> **GOAL OF THE EXERCISE**:
Quote the records that follow in full and exactly; leave out the pictures.

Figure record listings
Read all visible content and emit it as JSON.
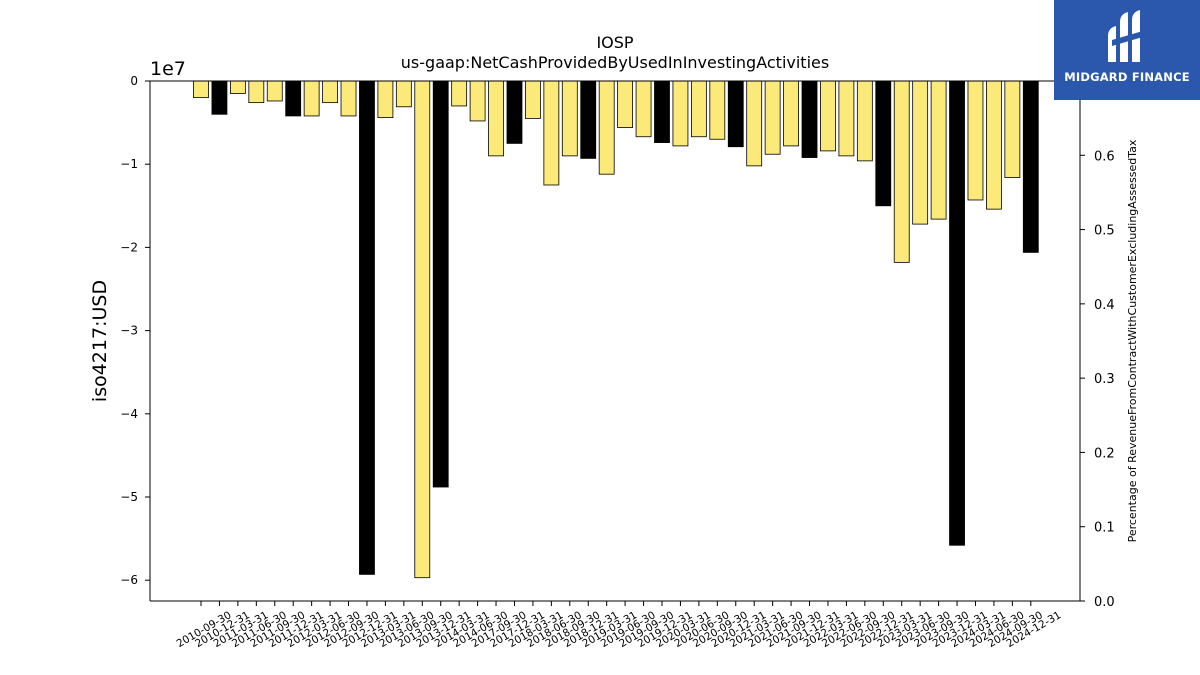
{
  "chart_data": {
    "type": "bar",
    "title": "IOSP",
    "subtitle": "us-gaap:NetCashProvidedByUsedInInvestingActivities",
    "ylabel": "iso4217:USD",
    "y2label": "Percentage of RevenueFromContractWithCustomerExcludingAssessedTax",
    "y_offset_label": "1e7",
    "ylim": [
      -6.25,
      0
    ],
    "y_ticks": [
      0,
      -1,
      -2,
      -3,
      -4,
      -5,
      -6
    ],
    "y2lim": [
      0,
      0.7
    ],
    "y2_ticks": [
      "0.0",
      "0.1",
      "0.2",
      "0.3",
      "0.4",
      "0.5",
      "0.6"
    ],
    "x_tick_labels": [
      "2010-09-30",
      "2010-12-31",
      "2011-03-31",
      "2011-06-30",
      "2011-09-30",
      "2011-12-31",
      "2012-03-31",
      "2012-06-30",
      "2012-09-30",
      "2012-12-31",
      "2013-03-31",
      "2013-06-30",
      "2013-09-30",
      "2013-12-31",
      "2014-03-31",
      "2014-06-30",
      "2017-09-30",
      "2017-12-31",
      "2018-03-31",
      "2018-06-30",
      "2018-09-30",
      "2018-12-31",
      "2019-03-31",
      "2019-06-30",
      "2019-09-30",
      "2019-12-31",
      "2020-03-31",
      "2020-06-30",
      "2020-09-30",
      "2020-12-31",
      "2021-03-31",
      "2021-06-30",
      "2021-09-30",
      "2021-12-31",
      "2022-03-31",
      "2022-06-30",
      "2022-09-30",
      "2022-12-31",
      "2023-03-31",
      "2023-06-30",
      "2023-09-30",
      "2023-12-31",
      "2024-03-31",
      "2024-06-30",
      "2024-09-30",
      "2024-12-31"
    ],
    "values": [
      -0.2,
      -0.4,
      -0.15,
      -0.26,
      -0.24,
      -0.42,
      -0.42,
      -0.26,
      -0.42,
      -5.93,
      -0.44,
      -0.31,
      -5.97,
      -4.88,
      -0.3,
      -0.48,
      -0.9,
      -0.75,
      -0.45,
      -1.25,
      -0.9,
      -0.93,
      -1.12,
      -0.56,
      -0.67,
      -0.74,
      -0.78,
      -0.67,
      -0.7,
      -0.79,
      -1.02,
      -0.88,
      -0.78,
      -0.92,
      -0.84,
      -0.9,
      -0.96,
      -1.5,
      -2.18,
      -1.72,
      -1.66,
      -5.58,
      -1.43,
      -1.54,
      -1.16,
      -2.06
    ],
    "bar_colors": [
      "#fbe97a",
      "#000000",
      "#fbe97a",
      "#fbe97a",
      "#fbe97a",
      "#000000",
      "#fbe97a",
      "#fbe97a",
      "#fbe97a",
      "#000000",
      "#fbe97a",
      "#fbe97a",
      "#fbe97a",
      "#000000",
      "#fbe97a",
      "#fbe97a",
      "#fbe97a",
      "#000000",
      "#fbe97a",
      "#fbe97a",
      "#fbe97a",
      "#000000",
      "#fbe97a",
      "#fbe97a",
      "#fbe97a",
      "#000000",
      "#fbe97a",
      "#fbe97a",
      "#fbe97a",
      "#000000",
      "#fbe97a",
      "#fbe97a",
      "#fbe97a",
      "#000000",
      "#fbe97a",
      "#fbe97a",
      "#fbe97a",
      "#000000",
      "#fbe97a",
      "#fbe97a",
      "#fbe97a",
      "#000000",
      "#fbe97a",
      "#fbe97a",
      "#fbe97a",
      "#000000"
    ],
    "grid": false
  },
  "logo": {
    "text": "MIDGARD FINANCE",
    "background": "#2b58ad"
  }
}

> **TASK ANSWER**:
Read all visible content and emit it as JSON.
{
  "chart_data": {
    "type": "bar",
    "title": "IOSP",
    "subtitle": "us-gaap:NetCashProvidedByUsedInInvestingActivities",
    "ylabel": "iso4217:USD",
    "y2label": "Percentage of RevenueFromContractWithCustomerExcludingAssessedTax",
    "y_offset_label": "1e7",
    "ylim": [
      -6.25,
      0
    ],
    "y_ticks": [
      0,
      -1,
      -2,
      -3,
      -4,
      -5,
      -6
    ],
    "y2lim": [
      0,
      0.7
    ],
    "y2_ticks": [
      "0.0",
      "0.1",
      "0.2",
      "0.3",
      "0.4",
      "0.5",
      "0.6"
    ],
    "x_tick_labels": [
      "2010-09-30",
      "2010-12-31",
      "2011-03-31",
      "2011-06-30",
      "2011-09-30",
      "2011-12-31",
      "2012-03-31",
      "2012-06-30",
      "2012-09-30",
      "2012-12-31",
      "2013-03-31",
      "2013-06-30",
      "2013-09-30",
      "2013-12-31",
      "2014-03-31",
      "2014-06-30",
      "2017-09-30",
      "2017-12-31",
      "2018-03-31",
      "2018-06-30",
      "2018-09-30",
      "2018-12-31",
      "2019-03-31",
      "2019-06-30",
      "2019-09-30",
      "2019-12-31",
      "2020-03-31",
      "2020-06-30",
      "2020-09-30",
      "2020-12-31",
      "2021-03-31",
      "2021-06-30",
      "2021-09-30",
      "2021-12-31",
      "2022-03-31",
      "2022-06-30",
      "2022-09-30",
      "2022-12-31",
      "2023-03-31",
      "2023-06-30",
      "2023-09-30",
      "2023-12-31",
      "2024-03-31",
      "2024-06-30",
      "2024-09-30",
      "2024-12-31"
    ],
    "values": [
      -0.2,
      -0.4,
      -0.15,
      -0.26,
      -0.24,
      -0.42,
      -0.42,
      -0.26,
      -0.42,
      -5.93,
      -0.44,
      -0.31,
      -5.97,
      -4.88,
      -0.3,
      -0.48,
      -0.9,
      -0.75,
      -0.45,
      -1.25,
      -0.9,
      -0.93,
      -1.12,
      -0.56,
      -0.67,
      -0.74,
      -0.78,
      -0.67,
      -0.7,
      -0.79,
      -1.02,
      -0.88,
      -0.78,
      -0.92,
      -0.84,
      -0.9,
      -0.96,
      -1.5,
      -2.18,
      -1.72,
      -1.66,
      -5.58,
      -1.43,
      -1.54,
      -1.16,
      -2.06
    ],
    "bar_colors": [
      "#fbe97a",
      "#000000",
      "#fbe97a",
      "#fbe97a",
      "#fbe97a",
      "#000000",
      "#fbe97a",
      "#fbe97a",
      "#fbe97a",
      "#000000",
      "#fbe97a",
      "#fbe97a",
      "#fbe97a",
      "#000000",
      "#fbe97a",
      "#fbe97a",
      "#fbe97a",
      "#000000",
      "#fbe97a",
      "#fbe97a",
      "#fbe97a",
      "#000000",
      "#fbe97a",
      "#fbe97a",
      "#fbe97a",
      "#000000",
      "#fbe97a",
      "#fbe97a",
      "#fbe97a",
      "#000000",
      "#fbe97a",
      "#fbe97a",
      "#fbe97a",
      "#000000",
      "#fbe97a",
      "#fbe97a",
      "#fbe97a",
      "#000000",
      "#fbe97a",
      "#fbe97a",
      "#fbe97a",
      "#000000",
      "#fbe97a",
      "#fbe97a",
      "#fbe97a",
      "#000000"
    ],
    "grid": false
  },
  "logo": {
    "text": "MIDGARD FINANCE",
    "background": "#2b58ad"
  }
}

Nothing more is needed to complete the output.